→ WHAT THE TASK ASKS: In this exercise, reproduce all the entries that follow exactly.

→ EXTRACTED MATERIAL:

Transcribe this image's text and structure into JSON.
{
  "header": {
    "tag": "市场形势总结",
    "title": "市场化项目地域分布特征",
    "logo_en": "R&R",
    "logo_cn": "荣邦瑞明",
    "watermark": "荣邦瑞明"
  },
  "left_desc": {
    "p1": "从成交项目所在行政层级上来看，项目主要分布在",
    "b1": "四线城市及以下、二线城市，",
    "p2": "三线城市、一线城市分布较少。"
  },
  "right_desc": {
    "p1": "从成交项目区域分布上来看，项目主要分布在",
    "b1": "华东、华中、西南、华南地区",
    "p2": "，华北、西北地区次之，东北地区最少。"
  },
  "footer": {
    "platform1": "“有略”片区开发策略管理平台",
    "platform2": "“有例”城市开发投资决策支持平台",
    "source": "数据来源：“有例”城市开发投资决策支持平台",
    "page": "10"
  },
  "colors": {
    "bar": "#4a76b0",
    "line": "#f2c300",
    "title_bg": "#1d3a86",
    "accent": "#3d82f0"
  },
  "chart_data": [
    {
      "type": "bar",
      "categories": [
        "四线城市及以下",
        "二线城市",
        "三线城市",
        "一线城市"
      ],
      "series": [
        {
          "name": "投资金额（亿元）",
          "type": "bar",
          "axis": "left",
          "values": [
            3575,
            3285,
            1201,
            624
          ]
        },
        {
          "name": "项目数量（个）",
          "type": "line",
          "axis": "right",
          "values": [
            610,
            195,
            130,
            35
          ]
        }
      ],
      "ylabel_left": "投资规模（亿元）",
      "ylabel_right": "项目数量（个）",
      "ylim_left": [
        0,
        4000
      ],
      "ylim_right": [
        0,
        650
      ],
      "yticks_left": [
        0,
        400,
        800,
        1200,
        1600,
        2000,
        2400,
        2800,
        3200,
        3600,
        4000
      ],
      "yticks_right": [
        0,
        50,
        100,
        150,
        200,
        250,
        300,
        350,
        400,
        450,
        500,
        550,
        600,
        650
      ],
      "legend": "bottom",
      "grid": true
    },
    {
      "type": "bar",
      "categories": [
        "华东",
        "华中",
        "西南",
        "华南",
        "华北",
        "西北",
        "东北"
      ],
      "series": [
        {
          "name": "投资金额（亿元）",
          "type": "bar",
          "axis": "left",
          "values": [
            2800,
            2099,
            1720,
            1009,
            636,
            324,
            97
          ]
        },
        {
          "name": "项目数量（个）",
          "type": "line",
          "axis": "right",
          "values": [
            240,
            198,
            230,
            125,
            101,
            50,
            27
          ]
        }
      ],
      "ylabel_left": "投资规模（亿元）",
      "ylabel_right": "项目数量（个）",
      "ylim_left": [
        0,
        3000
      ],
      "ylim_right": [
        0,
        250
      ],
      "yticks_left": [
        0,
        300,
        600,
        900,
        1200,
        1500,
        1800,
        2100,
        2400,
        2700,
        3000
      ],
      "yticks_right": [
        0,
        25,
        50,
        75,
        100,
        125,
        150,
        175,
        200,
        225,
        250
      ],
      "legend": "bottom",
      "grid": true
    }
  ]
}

→ RESULT FOR THIS TASK:
Transcribe this image's text and structure into JSON.
{
  "header": {
    "tag": "市场形势总结",
    "title": "市场化项目地域分布特征",
    "logo_en": "R&R",
    "logo_cn": "荣邦瑞明",
    "watermark": "荣邦瑞明"
  },
  "left_desc": {
    "p1": "从成交项目所在行政层级上来看，项目主要分布在",
    "b1": "四线城市及以下、二线城市，",
    "p2": "三线城市、一线城市分布较少。"
  },
  "right_desc": {
    "p1": "从成交项目区域分布上来看，项目主要分布在",
    "b1": "华东、华中、西南、华南地区",
    "p2": "，华北、西北地区次之，东北地区最少。"
  },
  "footer": {
    "platform1": "“有略”片区开发策略管理平台",
    "platform2": "“有例”城市开发投资决策支持平台",
    "source": "数据来源：“有例”城市开发投资决策支持平台",
    "page": "10"
  },
  "colors": {
    "bar": "#4a76b0",
    "line": "#f2c300",
    "title_bg": "#1d3a86",
    "accent": "#3d82f0"
  },
  "chart_data": [
    {
      "type": "bar",
      "categories": [
        "四线城市及以下",
        "二线城市",
        "三线城市",
        "一线城市"
      ],
      "series": [
        {
          "name": "投资金额（亿元）",
          "type": "bar",
          "axis": "left",
          "values": [
            3575,
            3285,
            1201,
            624
          ]
        },
        {
          "name": "项目数量（个）",
          "type": "line",
          "axis": "right",
          "values": [
            610,
            195,
            130,
            35
          ]
        }
      ],
      "ylabel_left": "投资规模（亿元）",
      "ylabel_right": "项目数量（个）",
      "ylim_left": [
        0,
        4000
      ],
      "ylim_right": [
        0,
        650
      ],
      "yticks_left": [
        0,
        400,
        800,
        1200,
        1600,
        2000,
        2400,
        2800,
        3200,
        3600,
        4000
      ],
      "yticks_right": [
        0,
        50,
        100,
        150,
        200,
        250,
        300,
        350,
        400,
        450,
        500,
        550,
        600,
        650
      ],
      "legend": "bottom",
      "grid": true
    },
    {
      "type": "bar",
      "categories": [
        "华东",
        "华中",
        "西南",
        "华南",
        "华北",
        "西北",
        "东北"
      ],
      "series": [
        {
          "name": "投资金额（亿元）",
          "type": "bar",
          "axis": "left",
          "values": [
            2800,
            2099,
            1720,
            1009,
            636,
            324,
            97
          ]
        },
        {
          "name": "项目数量（个）",
          "type": "line",
          "axis": "right",
          "values": [
            240,
            198,
            230,
            125,
            101,
            50,
            27
          ]
        }
      ],
      "ylabel_left": "投资规模（亿元）",
      "ylabel_right": "项目数量（个）",
      "ylim_left": [
        0,
        3000
      ],
      "ylim_right": [
        0,
        250
      ],
      "yticks_left": [
        0,
        300,
        600,
        900,
        1200,
        1500,
        1800,
        2100,
        2400,
        2700,
        3000
      ],
      "yticks_right": [
        0,
        25,
        50,
        75,
        100,
        125,
        150,
        175,
        200,
        225,
        250
      ],
      "legend": "bottom",
      "grid": true
    }
  ]
}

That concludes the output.